§ What you have to do
Quote the entries in full, character for character, without their images.

§ Data shown
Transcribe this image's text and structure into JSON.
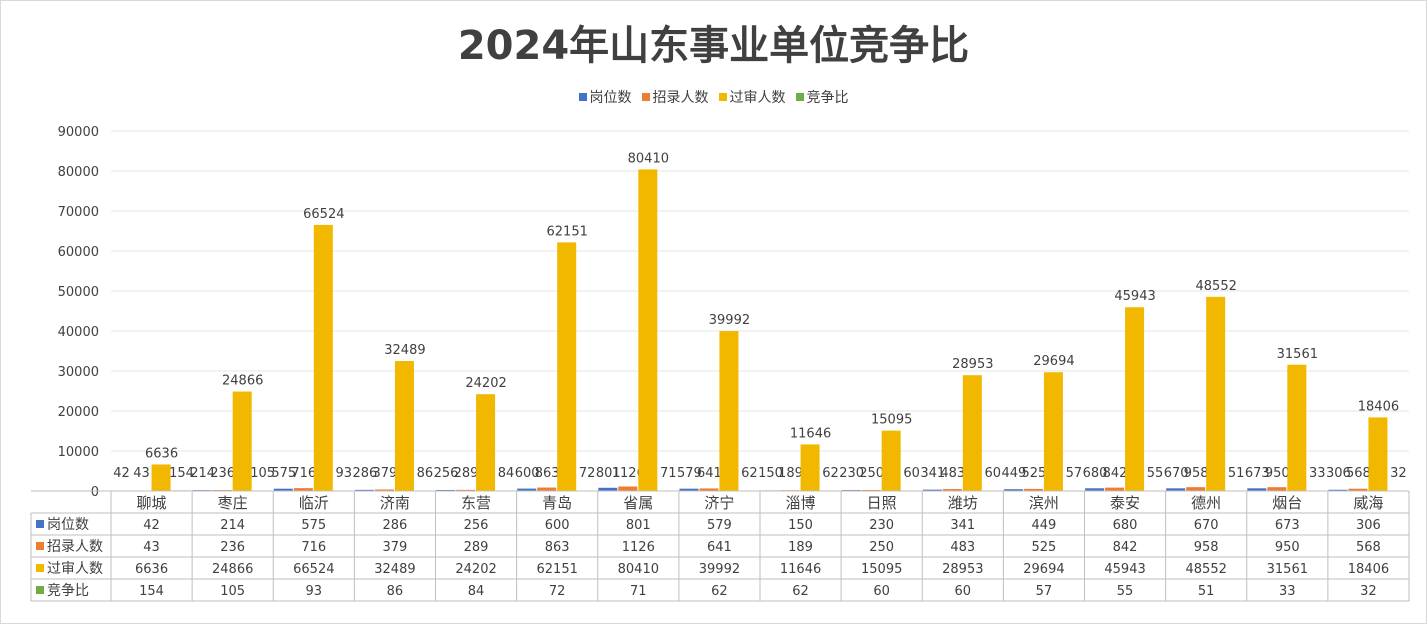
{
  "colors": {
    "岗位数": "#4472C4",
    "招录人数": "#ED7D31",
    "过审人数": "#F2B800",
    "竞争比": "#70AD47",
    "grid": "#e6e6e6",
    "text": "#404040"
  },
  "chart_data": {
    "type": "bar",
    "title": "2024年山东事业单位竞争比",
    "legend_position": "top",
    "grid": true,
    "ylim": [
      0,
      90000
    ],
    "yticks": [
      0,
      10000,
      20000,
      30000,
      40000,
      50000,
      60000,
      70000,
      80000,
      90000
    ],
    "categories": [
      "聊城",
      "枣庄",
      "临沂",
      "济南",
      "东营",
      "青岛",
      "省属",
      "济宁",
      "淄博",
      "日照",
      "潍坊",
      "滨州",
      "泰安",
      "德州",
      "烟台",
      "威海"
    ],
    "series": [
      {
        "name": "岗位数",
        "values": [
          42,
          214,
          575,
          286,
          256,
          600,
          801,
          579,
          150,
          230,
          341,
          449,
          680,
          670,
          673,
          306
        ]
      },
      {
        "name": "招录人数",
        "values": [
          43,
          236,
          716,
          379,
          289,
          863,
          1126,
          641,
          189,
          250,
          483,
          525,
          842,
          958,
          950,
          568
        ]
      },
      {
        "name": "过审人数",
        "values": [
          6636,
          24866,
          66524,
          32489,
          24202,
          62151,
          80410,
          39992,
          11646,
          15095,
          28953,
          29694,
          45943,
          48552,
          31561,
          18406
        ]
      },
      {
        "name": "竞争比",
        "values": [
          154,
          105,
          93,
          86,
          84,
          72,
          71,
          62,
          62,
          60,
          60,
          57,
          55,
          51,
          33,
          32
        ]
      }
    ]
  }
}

§ Result of this exercise
Transcribe this image's text and structure into JSON.
{
  "colors": {
    "岗位数": "#4472C4",
    "招录人数": "#ED7D31",
    "过审人数": "#F2B800",
    "竞争比": "#70AD47",
    "grid": "#e6e6e6",
    "text": "#404040"
  },
  "chart_data": {
    "type": "bar",
    "title": "2024年山东事业单位竞争比",
    "legend_position": "top",
    "grid": true,
    "ylim": [
      0,
      90000
    ],
    "yticks": [
      0,
      10000,
      20000,
      30000,
      40000,
      50000,
      60000,
      70000,
      80000,
      90000
    ],
    "categories": [
      "聊城",
      "枣庄",
      "临沂",
      "济南",
      "东营",
      "青岛",
      "省属",
      "济宁",
      "淄博",
      "日照",
      "潍坊",
      "滨州",
      "泰安",
      "德州",
      "烟台",
      "威海"
    ],
    "series": [
      {
        "name": "岗位数",
        "values": [
          42,
          214,
          575,
          286,
          256,
          600,
          801,
          579,
          150,
          230,
          341,
          449,
          680,
          670,
          673,
          306
        ]
      },
      {
        "name": "招录人数",
        "values": [
          43,
          236,
          716,
          379,
          289,
          863,
          1126,
          641,
          189,
          250,
          483,
          525,
          842,
          958,
          950,
          568
        ]
      },
      {
        "name": "过审人数",
        "values": [
          6636,
          24866,
          66524,
          32489,
          24202,
          62151,
          80410,
          39992,
          11646,
          15095,
          28953,
          29694,
          45943,
          48552,
          31561,
          18406
        ]
      },
      {
        "name": "竞争比",
        "values": [
          154,
          105,
          93,
          86,
          84,
          72,
          71,
          62,
          62,
          60,
          60,
          57,
          55,
          51,
          33,
          32
        ]
      }
    ]
  }
}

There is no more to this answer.